The task :: Return every record below exactly as written, omitting any pictures.

Data items ::
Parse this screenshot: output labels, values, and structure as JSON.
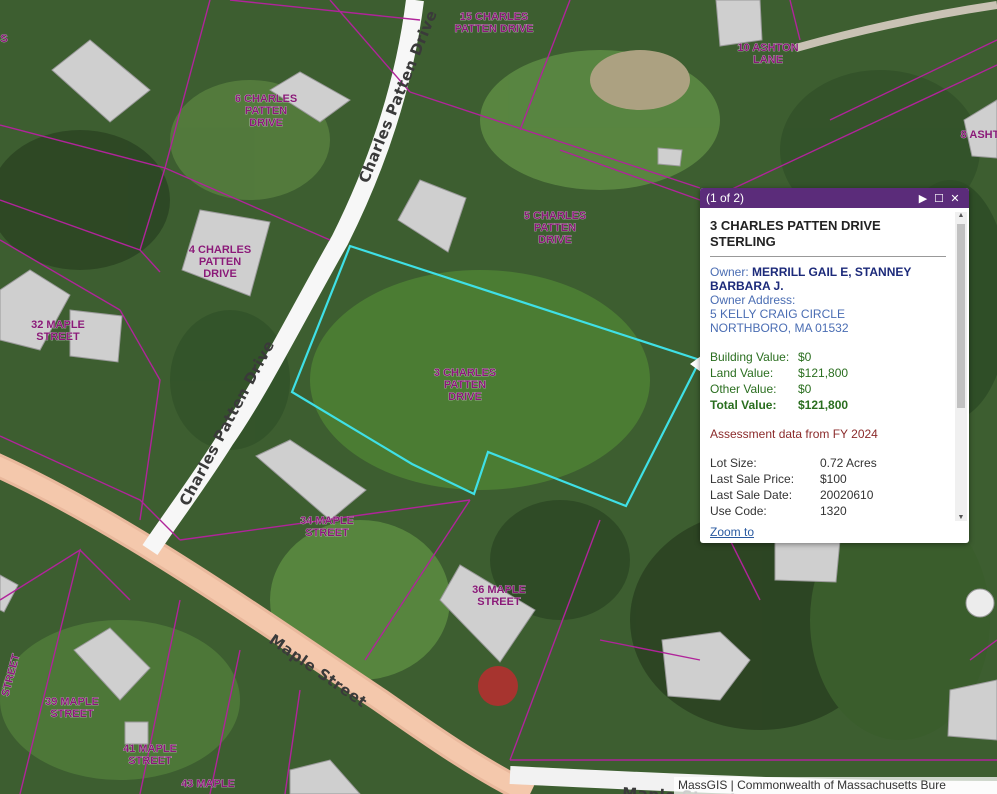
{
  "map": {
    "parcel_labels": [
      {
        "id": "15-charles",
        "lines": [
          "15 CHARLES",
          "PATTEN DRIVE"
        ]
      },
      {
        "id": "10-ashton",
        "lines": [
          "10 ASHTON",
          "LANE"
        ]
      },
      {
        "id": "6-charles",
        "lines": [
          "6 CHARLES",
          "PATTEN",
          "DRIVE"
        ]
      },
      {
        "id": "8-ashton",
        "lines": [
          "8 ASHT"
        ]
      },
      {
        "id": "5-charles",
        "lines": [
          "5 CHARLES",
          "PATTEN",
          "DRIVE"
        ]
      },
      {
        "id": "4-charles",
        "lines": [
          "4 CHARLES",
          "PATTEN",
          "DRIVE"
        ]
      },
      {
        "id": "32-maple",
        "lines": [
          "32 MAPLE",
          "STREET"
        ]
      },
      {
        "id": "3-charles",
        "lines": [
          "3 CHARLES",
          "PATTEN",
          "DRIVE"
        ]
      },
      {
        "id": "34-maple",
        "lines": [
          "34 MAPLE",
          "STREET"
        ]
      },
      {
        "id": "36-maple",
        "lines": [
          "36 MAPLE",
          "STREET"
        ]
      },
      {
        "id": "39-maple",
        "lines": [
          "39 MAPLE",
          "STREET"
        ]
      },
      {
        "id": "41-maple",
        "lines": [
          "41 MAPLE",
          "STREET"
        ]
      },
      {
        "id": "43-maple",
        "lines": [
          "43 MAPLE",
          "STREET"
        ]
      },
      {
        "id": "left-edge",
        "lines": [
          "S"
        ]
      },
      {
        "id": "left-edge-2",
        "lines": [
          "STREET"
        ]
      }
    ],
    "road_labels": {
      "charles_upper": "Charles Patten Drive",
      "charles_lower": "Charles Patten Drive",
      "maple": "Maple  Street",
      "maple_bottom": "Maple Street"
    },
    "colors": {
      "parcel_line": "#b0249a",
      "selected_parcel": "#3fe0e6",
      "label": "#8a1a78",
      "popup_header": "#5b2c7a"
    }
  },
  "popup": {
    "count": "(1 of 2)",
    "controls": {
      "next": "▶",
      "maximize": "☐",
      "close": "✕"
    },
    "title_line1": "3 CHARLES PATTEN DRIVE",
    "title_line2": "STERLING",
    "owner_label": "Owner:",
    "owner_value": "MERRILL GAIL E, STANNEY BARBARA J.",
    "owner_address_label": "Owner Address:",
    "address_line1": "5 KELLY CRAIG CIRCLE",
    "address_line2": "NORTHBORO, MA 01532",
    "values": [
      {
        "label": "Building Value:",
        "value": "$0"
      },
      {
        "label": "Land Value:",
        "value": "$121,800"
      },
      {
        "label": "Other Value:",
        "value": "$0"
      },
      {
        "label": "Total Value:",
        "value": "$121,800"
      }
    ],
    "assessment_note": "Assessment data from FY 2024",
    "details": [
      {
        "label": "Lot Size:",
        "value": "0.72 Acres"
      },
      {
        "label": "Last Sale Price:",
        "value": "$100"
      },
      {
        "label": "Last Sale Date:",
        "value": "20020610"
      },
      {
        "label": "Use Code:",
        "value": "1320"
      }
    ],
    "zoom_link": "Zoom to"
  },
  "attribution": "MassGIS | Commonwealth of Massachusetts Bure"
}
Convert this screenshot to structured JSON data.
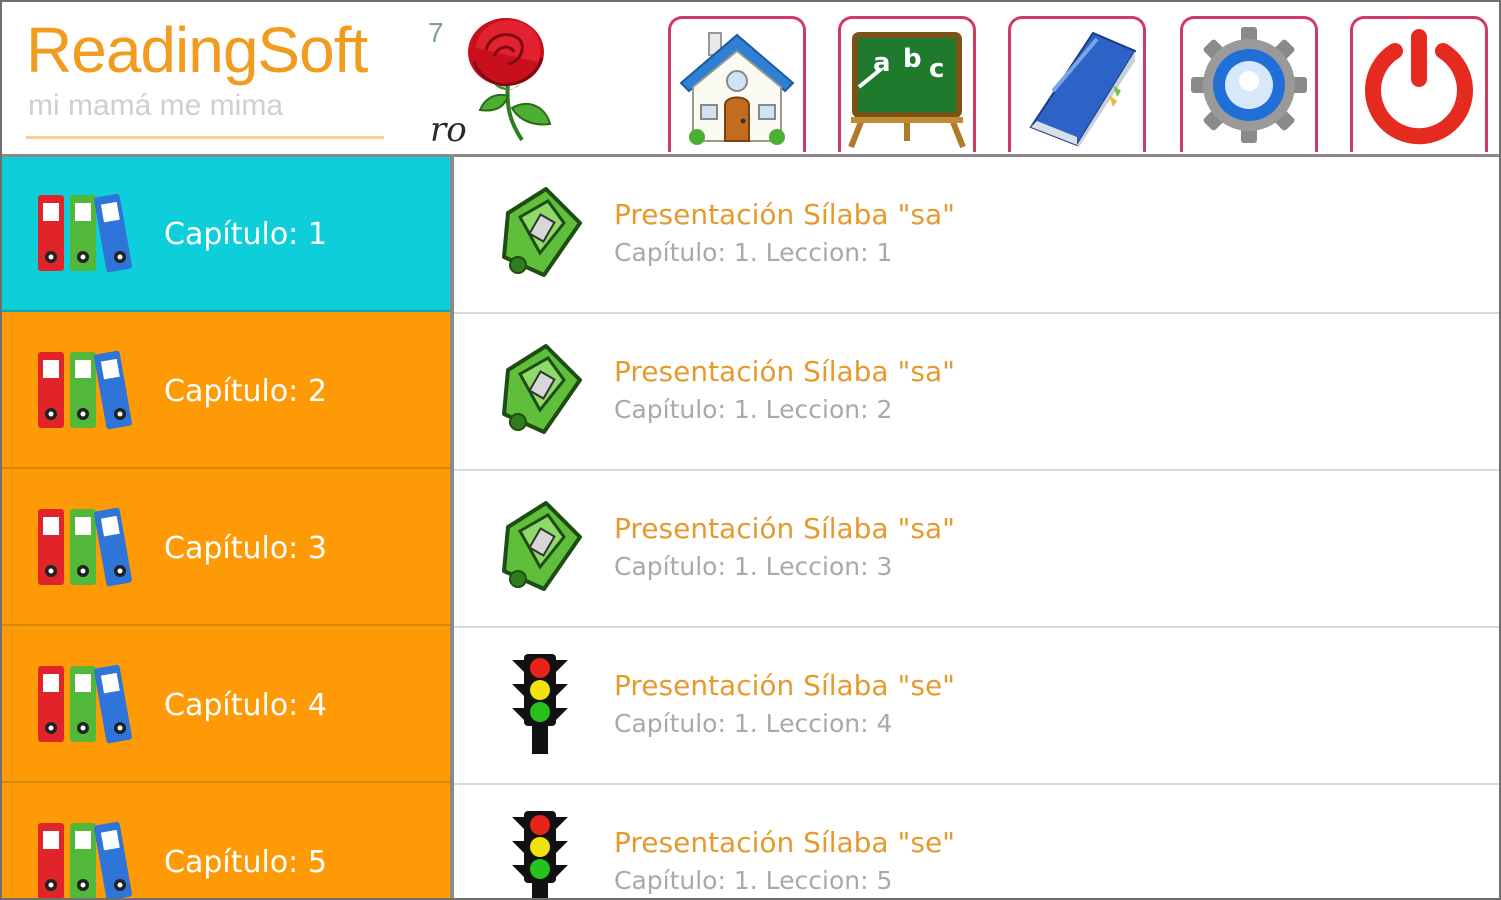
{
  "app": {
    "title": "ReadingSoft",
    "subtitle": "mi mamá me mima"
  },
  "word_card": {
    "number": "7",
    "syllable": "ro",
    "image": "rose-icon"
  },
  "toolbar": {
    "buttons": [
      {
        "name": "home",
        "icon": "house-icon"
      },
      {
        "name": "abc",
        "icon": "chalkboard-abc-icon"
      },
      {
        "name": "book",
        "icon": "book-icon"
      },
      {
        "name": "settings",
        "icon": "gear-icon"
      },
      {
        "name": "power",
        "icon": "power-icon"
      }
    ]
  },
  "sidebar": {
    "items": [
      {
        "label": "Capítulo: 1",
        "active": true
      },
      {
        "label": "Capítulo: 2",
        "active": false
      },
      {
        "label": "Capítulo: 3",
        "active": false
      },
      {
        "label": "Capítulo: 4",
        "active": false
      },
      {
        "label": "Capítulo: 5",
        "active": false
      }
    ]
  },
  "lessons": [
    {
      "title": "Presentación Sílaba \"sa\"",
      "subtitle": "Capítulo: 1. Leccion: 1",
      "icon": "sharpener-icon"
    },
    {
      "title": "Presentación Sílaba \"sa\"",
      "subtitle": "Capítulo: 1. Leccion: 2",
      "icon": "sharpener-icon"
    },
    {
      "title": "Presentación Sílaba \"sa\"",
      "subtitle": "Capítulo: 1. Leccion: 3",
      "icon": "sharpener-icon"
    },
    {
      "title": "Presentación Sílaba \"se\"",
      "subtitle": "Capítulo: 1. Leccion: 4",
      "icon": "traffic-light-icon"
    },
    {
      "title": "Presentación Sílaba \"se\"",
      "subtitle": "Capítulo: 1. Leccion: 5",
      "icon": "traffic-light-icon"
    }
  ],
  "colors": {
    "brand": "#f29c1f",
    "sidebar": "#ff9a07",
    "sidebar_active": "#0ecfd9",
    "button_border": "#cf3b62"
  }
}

Response to the task ::
Parse this screenshot: output labels, values, and structure as JSON.
{
  "map": {
    "parcel_labels": [
      {
        "id": "15-charles",
        "lines": [
          "15 CHARLES",
          "PATTEN DRIVE"
        ]
      },
      {
        "id": "10-ashton",
        "lines": [
          "10 ASHTON",
          "LANE"
        ]
      },
      {
        "id": "6-charles",
        "lines": [
          "6 CHARLES",
          "PATTEN",
          "DRIVE"
        ]
      },
      {
        "id": "8-ashton",
        "lines": [
          "8 ASHT"
        ]
      },
      {
        "id": "5-charles",
        "lines": [
          "5 CHARLES",
          "PATTEN",
          "DRIVE"
        ]
      },
      {
        "id": "4-charles",
        "lines": [
          "4 CHARLES",
          "PATTEN",
          "DRIVE"
        ]
      },
      {
        "id": "32-maple",
        "lines": [
          "32 MAPLE",
          "STREET"
        ]
      },
      {
        "id": "3-charles",
        "lines": [
          "3 CHARLES",
          "PATTEN",
          "DRIVE"
        ]
      },
      {
        "id": "34-maple",
        "lines": [
          "34 MAPLE",
          "STREET"
        ]
      },
      {
        "id": "36-maple",
        "lines": [
          "36 MAPLE",
          "STREET"
        ]
      },
      {
        "id": "39-maple",
        "lines": [
          "39 MAPLE",
          "STREET"
        ]
      },
      {
        "id": "41-maple",
        "lines": [
          "41 MAPLE",
          "STREET"
        ]
      },
      {
        "id": "43-maple",
        "lines": [
          "43 MAPLE",
          "STREET"
        ]
      },
      {
        "id": "left-edge",
        "lines": [
          "S"
        ]
      },
      {
        "id": "left-edge-2",
        "lines": [
          "STREET"
        ]
      }
    ],
    "road_labels": {
      "charles_upper": "Charles Patten Drive",
      "charles_lower": "Charles Patten Drive",
      "maple": "Maple  Street",
      "maple_bottom": "Maple Street"
    },
    "colors": {
      "parcel_line": "#b0249a",
      "selected_parcel": "#3fe0e6",
      "label": "#8a1a78",
      "popup_header": "#5b2c7a"
    }
  },
  "popup": {
    "count": "(1 of 2)",
    "controls": {
      "next": "▶",
      "maximize": "☐",
      "close": "✕"
    },
    "title_line1": "3 CHARLES PATTEN DRIVE",
    "title_line2": "STERLING",
    "owner_label": "Owner:",
    "owner_value": "MERRILL GAIL E, STANNEY BARBARA J.",
    "owner_address_label": "Owner Address:",
    "address_line1": "5 KELLY CRAIG CIRCLE",
    "address_line2": "NORTHBORO, MA 01532",
    "values": [
      {
        "label": "Building Value:",
        "value": "$0"
      },
      {
        "label": "Land Value:",
        "value": "$121,800"
      },
      {
        "label": "Other Value:",
        "value": "$0"
      },
      {
        "label": "Total Value:",
        "value": "$121,800"
      }
    ],
    "assessment_note": "Assessment data from FY 2024",
    "details": [
      {
        "label": "Lot Size:",
        "value": "0.72 Acres"
      },
      {
        "label": "Last Sale Price:",
        "value": "$100"
      },
      {
        "label": "Last Sale Date:",
        "value": "20020610"
      },
      {
        "label": "Use Code:",
        "value": "1320"
      }
    ],
    "zoom_link": "Zoom to"
  },
  "attribution": "MassGIS | Commonwealth of Massachusetts Bure"
}
Convert this screenshot to structured JSON data.
{
  "app": {
    "title": "ReadingSoft",
    "subtitle": "mi mamá me mima"
  },
  "word_card": {
    "number": "7",
    "syllable": "ro",
    "image": "rose-icon"
  },
  "toolbar": {
    "buttons": [
      {
        "name": "home",
        "icon": "house-icon"
      },
      {
        "name": "abc",
        "icon": "chalkboard-abc-icon"
      },
      {
        "name": "book",
        "icon": "book-icon"
      },
      {
        "name": "settings",
        "icon": "gear-icon"
      },
      {
        "name": "power",
        "icon": "power-icon"
      }
    ]
  },
  "sidebar": {
    "items": [
      {
        "label": "Capítulo: 1",
        "active": true
      },
      {
        "label": "Capítulo: 2",
        "active": false
      },
      {
        "label": "Capítulo: 3",
        "active": false
      },
      {
        "label": "Capítulo: 4",
        "active": false
      },
      {
        "label": "Capítulo: 5",
        "active": false
      }
    ]
  },
  "lessons": [
    {
      "title": "Presentación Sílaba \"sa\"",
      "subtitle": "Capítulo: 1. Leccion: 1",
      "icon": "sharpener-icon"
    },
    {
      "title": "Presentación Sílaba \"sa\"",
      "subtitle": "Capítulo: 1. Leccion: 2",
      "icon": "sharpener-icon"
    },
    {
      "title": "Presentación Sílaba \"sa\"",
      "subtitle": "Capítulo: 1. Leccion: 3",
      "icon": "sharpener-icon"
    },
    {
      "title": "Presentación Sílaba \"se\"",
      "subtitle": "Capítulo: 1. Leccion: 4",
      "icon": "traffic-light-icon"
    },
    {
      "title": "Presentación Sílaba \"se\"",
      "subtitle": "Capítulo: 1. Leccion: 5",
      "icon": "traffic-light-icon"
    }
  ],
  "colors": {
    "brand": "#f29c1f",
    "sidebar": "#ff9a07",
    "sidebar_active": "#0ecfd9",
    "button_border": "#cf3b62"
  }
}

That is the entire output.